- [Required work]:
1. Reproduce this part of the bacteria growth explanation, beginning at the words "The bacteria will" and stopping after "Initial population of the bacteria, no unit.".
2. Answer these questions from the bacteria growth explanation:
(a) How many hours will the bacteria take to reach 1024?
(b) What kind of progression is the bacteria example called?
(c) What does the symbol r stand for in the expression?

- [Page extract]:
---
The bacteria will take 10 hours to be 1024 bacteria.
This example of the bacteria is a case of Exponential Progression, which multiplies itself at a constant rate. This kind of progression is defined by the following expression:
[tex]n = n_{o}\cdot r^{t}[/tex] (1)
Where:
[tex]n_{o}[/tex] - Initial population of the bacteria, no unit.
[tex]n[/tex] - Current population of the bacteria, no unit.
[tex]r[/tex] - Increase rate, no unit.
[tex]t[/tex] - Time, in hours.
---
- [Data extracts]:
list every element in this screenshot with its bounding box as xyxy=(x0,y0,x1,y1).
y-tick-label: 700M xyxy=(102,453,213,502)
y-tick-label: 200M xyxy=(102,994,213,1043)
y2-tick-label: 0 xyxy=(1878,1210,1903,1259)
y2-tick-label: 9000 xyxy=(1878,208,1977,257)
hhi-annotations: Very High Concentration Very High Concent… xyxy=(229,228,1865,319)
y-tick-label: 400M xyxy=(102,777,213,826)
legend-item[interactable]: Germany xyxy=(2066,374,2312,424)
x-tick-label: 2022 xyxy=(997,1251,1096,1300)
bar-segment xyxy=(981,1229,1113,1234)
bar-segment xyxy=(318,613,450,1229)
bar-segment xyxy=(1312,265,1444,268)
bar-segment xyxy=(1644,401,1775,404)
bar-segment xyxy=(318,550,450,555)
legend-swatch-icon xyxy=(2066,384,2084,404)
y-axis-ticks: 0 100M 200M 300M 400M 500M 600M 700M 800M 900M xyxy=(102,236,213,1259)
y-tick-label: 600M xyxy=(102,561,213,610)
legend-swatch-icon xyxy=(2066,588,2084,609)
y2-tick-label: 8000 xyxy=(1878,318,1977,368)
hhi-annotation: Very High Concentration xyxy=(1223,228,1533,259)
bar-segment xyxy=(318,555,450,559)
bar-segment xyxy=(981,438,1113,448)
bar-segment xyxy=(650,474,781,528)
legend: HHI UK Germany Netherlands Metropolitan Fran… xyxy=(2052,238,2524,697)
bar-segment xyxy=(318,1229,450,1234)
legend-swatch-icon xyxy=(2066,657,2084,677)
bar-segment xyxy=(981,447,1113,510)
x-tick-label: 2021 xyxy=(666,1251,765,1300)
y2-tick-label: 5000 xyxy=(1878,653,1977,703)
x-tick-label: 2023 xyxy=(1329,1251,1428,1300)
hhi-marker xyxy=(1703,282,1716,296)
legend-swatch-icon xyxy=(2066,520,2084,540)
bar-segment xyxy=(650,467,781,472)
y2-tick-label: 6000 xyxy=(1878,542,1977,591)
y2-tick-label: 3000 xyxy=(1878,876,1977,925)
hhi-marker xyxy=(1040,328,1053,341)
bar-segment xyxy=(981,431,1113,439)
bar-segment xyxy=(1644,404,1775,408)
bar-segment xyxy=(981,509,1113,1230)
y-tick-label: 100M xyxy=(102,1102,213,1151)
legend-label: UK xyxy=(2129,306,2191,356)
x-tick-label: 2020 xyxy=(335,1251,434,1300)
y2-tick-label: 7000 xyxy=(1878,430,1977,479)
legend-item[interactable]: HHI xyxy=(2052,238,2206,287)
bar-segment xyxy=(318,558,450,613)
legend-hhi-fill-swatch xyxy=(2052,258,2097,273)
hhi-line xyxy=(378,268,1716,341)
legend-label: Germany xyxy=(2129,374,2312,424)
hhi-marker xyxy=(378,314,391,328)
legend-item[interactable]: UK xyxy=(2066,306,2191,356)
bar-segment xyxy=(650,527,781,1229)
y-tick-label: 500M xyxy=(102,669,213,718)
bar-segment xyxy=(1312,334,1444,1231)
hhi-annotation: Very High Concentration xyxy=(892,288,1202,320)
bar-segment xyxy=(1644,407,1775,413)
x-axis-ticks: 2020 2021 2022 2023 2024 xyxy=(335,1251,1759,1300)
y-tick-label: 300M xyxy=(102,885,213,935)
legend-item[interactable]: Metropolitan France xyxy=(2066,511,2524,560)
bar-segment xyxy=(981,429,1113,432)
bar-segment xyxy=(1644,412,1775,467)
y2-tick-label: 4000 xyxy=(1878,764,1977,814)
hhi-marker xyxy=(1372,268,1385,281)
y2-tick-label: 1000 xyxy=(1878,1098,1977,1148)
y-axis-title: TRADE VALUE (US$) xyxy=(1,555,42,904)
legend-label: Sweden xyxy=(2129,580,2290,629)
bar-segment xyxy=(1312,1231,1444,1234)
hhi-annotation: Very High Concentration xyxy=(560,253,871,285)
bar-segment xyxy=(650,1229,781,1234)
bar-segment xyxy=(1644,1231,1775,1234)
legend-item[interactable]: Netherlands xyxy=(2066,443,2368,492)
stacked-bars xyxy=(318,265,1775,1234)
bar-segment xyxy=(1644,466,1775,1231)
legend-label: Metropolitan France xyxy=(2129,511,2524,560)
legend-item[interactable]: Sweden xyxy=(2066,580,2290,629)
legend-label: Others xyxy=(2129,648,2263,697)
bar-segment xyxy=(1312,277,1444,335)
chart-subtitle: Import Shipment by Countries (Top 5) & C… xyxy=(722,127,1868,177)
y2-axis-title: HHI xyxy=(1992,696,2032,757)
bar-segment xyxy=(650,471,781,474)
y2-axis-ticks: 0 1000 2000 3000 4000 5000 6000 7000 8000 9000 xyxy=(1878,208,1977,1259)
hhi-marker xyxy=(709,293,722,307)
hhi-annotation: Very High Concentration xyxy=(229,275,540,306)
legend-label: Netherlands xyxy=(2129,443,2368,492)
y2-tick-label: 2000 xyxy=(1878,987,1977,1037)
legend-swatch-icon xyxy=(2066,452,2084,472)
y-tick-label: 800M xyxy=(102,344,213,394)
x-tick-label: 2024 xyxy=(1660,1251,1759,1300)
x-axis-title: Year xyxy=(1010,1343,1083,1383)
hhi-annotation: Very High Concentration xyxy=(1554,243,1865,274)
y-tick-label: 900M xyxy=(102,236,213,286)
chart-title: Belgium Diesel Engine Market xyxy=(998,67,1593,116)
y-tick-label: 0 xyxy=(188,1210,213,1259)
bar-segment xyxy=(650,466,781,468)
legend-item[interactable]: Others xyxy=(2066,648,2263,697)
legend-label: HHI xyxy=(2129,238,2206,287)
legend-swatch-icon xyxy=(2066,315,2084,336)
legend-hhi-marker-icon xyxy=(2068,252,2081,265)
---
- [Problem solutions]:
1.
The bacteria will take 10 hours to be 1024 bacteria.
This example of the bacteria is a case of Exponential Progression, which multiplies itself at a constant rate. This kind of progression is defined by the following expression:
[tex]n = n_{o}\cdot r^{t}[/tex] (1)
Where:
[tex]n_{o}[/tex] - Initial population of the bacteria, no unit.

2.
(a) 10 hours
(b) Exponential Progression
(c) The increase rate, with no unit